◆ **Required task**:
Identify each line below that contains the word "售后回租业务", and copy it out.

◆ **Material to process**:
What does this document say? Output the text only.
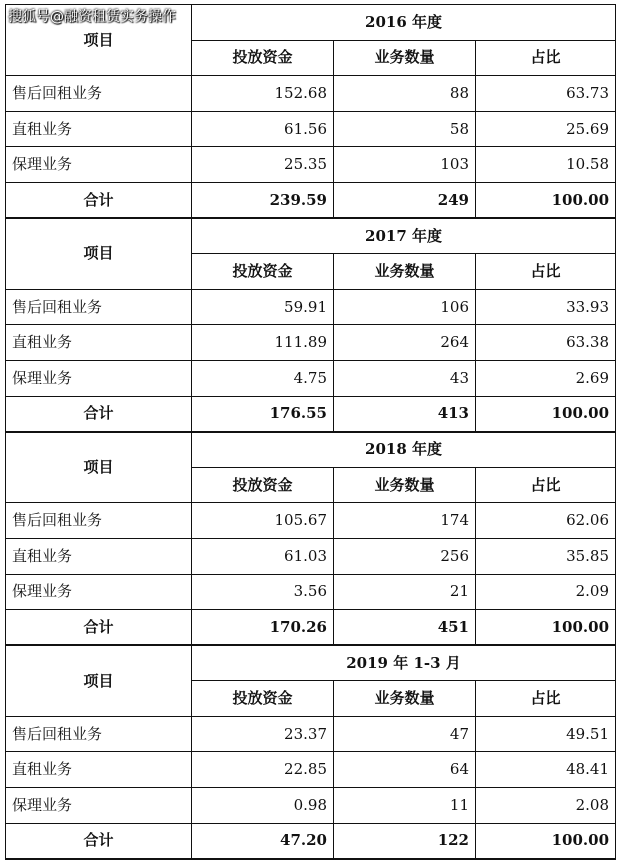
搜狐号@融资租赁实务操作
项目	2016 年度		
	投放资金	业务数量	占比
售后回租业务	152.68	88	63.73
直租业务	61.56	58	25.69
保理业务	25.35	103	10.58
合计	239.59	249	100.00
项目	2017 年度		
	投放资金	业务数量	占比
售后回租业务	59.91	106	33.93
直租业务	111.89	264	63.38
保理业务	4.75	43	2.69
合计	176.55	413	100.00
项目	2018 年度		
	投放资金	业务数量	占比
售后回租业务	105.67	174	62.06
直租业务	61.03	256	35.85
保理业务	3.56	21	2.09
合计	170.26	451	100.00
项目	2019 年 1-3 月		
	投放资金	业务数量	占比
售后回租业务	23.37	47	49.51
直租业务	22.85	64	48.41
保理业务	0.98	11	2.08
合计	47.20	122	100.00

◆ **Response to this exercise**:
售后回租业务	152.68	88	63.73
售后回租业务	59.91	106	33.93
售后回租业务	105.67	174	62.06
售后回租业务	23.37	47	49.51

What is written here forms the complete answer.